Start of DATASET RECORDS

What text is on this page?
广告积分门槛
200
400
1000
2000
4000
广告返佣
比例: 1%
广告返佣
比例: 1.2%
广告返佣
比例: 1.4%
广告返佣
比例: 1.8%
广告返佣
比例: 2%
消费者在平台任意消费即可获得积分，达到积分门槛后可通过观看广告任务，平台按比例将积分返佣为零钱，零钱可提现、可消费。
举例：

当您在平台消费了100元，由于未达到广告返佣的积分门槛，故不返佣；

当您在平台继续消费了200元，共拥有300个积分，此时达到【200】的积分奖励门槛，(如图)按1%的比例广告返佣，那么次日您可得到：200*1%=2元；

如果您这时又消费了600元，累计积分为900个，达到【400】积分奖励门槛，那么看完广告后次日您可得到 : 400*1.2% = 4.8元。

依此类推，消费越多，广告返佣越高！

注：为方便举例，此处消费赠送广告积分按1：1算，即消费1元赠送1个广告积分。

End of DATASET RECORDS

• **AIM**: Extract the full listing above without alteration.

• **FINISHED TASK**:
What text is on this page?
广告积分门槛
200
400
1000
2000
4000
广告返佣
比例: 1%
广告返佣
比例: 1.2%
广告返佣
比例: 1.4%
广告返佣
比例: 1.8%
广告返佣
比例: 2%
消费者在平台任意消费即可获得积分，达到积分门槛后可通过观看广告任务，平台按比例将积分返佣为零钱，零钱可提现、可消费。
举例：

当您在平台消费了100元，由于未达到广告返佣的积分门槛，故不返佣；

当您在平台继续消费了200元，共拥有300个积分，此时达到【200】的积分奖励门槛，(如图)按1%的比例广告返佣，那么次日您可得到：200*1%=2元；

如果您这时又消费了600元，累计积分为900个，达到【400】积分奖励门槛，那么看完广告后次日您可得到 : 400*1.2% = 4.8元。

依此类推，消费越多，广告返佣越高！

注：为方便举例，此处消费赠送广告积分按1：1算，即消费1元赠送1个广告积分。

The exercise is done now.